%%
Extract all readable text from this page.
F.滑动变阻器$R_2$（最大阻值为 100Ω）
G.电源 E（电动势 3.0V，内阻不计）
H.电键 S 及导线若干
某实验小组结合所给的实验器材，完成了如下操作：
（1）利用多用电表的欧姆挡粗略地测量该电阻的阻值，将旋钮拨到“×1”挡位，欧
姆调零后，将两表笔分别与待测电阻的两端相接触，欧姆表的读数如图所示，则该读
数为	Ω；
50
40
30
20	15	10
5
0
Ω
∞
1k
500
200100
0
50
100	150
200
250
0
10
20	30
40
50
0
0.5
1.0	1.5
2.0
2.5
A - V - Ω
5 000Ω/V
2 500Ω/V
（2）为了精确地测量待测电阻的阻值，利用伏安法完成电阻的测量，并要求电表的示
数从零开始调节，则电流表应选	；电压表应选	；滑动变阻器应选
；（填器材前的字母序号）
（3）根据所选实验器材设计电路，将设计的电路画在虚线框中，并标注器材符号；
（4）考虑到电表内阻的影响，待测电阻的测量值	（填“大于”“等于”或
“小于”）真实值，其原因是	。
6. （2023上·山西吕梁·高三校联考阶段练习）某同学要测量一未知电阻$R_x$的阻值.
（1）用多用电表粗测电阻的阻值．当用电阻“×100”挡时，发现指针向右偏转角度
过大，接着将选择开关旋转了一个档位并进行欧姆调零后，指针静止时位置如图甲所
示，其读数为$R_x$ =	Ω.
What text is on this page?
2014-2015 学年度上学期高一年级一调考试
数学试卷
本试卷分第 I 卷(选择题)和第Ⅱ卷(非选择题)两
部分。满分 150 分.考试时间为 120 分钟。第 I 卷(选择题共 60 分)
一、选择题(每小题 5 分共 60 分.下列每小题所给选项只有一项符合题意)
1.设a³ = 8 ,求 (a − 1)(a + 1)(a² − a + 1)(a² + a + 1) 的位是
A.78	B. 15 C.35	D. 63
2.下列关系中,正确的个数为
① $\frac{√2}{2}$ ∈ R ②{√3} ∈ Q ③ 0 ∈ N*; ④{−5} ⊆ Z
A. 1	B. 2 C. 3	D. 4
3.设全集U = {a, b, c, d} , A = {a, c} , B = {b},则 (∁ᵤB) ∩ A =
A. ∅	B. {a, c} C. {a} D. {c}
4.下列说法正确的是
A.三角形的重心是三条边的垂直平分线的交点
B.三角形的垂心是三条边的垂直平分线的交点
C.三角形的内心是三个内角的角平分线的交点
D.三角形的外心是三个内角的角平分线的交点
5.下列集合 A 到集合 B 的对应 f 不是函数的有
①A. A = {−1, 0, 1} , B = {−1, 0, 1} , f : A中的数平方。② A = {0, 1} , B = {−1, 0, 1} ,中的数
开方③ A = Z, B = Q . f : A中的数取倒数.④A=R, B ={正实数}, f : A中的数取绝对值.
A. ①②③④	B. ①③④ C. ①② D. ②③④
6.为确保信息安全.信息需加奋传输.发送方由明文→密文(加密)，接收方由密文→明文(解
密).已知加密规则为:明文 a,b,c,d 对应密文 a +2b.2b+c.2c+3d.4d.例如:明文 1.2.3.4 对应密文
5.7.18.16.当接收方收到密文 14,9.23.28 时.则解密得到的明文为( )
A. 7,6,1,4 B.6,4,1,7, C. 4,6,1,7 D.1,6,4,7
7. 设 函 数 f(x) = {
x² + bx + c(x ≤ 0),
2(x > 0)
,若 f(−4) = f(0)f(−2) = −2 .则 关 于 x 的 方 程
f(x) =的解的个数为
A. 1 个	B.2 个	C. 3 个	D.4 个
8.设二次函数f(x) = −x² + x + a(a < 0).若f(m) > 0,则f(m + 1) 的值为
%%
%%
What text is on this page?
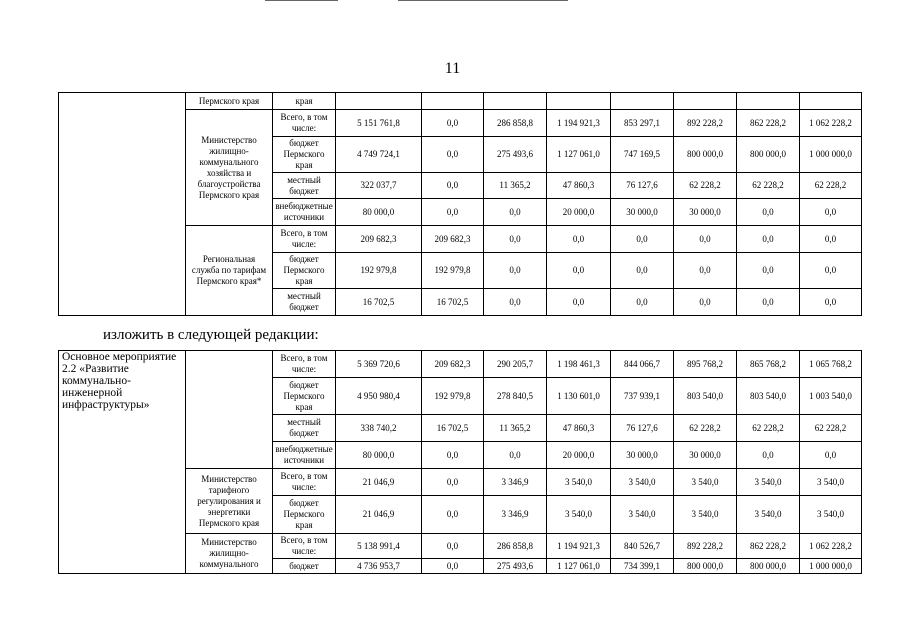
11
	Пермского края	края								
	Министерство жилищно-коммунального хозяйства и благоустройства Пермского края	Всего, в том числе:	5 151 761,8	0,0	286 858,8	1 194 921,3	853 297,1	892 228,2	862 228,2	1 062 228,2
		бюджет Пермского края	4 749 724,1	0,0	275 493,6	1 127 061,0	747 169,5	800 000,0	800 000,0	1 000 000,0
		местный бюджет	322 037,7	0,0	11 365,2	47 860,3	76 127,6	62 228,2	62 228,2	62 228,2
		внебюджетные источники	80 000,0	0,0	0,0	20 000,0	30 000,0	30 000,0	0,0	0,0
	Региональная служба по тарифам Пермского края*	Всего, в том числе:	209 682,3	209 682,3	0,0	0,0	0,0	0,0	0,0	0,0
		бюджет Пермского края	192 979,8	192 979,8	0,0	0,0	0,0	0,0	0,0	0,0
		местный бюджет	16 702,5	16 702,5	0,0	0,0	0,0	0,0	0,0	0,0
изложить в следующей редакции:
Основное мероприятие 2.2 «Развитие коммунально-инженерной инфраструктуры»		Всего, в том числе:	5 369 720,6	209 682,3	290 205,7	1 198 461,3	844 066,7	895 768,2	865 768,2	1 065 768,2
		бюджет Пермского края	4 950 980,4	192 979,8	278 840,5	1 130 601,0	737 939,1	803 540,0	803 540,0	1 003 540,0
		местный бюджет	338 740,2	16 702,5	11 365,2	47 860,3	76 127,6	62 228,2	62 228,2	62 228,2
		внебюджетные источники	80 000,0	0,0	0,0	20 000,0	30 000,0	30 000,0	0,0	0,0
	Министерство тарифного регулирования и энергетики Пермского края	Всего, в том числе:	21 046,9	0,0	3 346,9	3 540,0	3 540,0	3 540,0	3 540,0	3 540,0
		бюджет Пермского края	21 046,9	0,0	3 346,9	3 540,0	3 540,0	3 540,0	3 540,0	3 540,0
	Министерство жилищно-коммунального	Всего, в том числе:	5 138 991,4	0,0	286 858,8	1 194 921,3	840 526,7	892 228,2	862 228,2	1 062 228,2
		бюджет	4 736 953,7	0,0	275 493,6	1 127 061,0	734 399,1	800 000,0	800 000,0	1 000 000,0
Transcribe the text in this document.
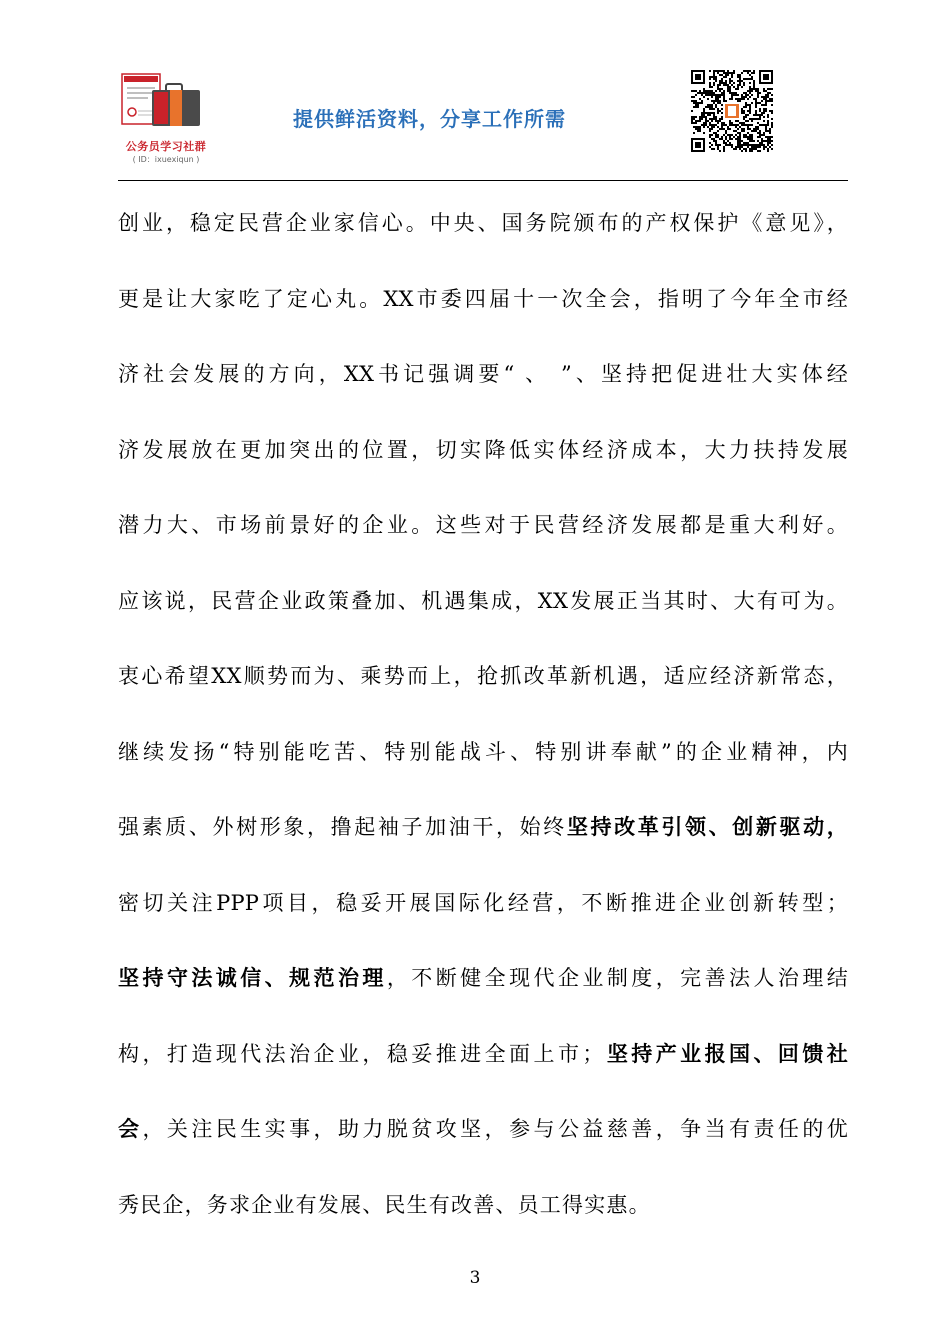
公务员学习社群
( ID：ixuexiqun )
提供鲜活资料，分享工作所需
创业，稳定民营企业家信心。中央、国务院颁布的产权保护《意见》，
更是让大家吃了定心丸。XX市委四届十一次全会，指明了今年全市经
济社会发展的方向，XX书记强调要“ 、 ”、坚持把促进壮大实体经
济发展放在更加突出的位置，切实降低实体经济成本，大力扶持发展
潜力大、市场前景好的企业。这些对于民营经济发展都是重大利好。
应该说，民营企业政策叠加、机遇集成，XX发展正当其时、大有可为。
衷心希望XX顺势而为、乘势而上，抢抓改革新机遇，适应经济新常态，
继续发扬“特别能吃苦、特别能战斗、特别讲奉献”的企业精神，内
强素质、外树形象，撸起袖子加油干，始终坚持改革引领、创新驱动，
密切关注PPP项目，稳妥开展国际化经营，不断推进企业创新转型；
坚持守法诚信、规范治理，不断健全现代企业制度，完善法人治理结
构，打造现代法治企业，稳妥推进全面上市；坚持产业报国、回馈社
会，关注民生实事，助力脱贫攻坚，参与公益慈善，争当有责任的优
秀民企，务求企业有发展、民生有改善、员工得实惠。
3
%%
Exercise instructions:
Of the lines in this listing, report how many contain the string "text", and give the number only.

Solution to the exercise:
4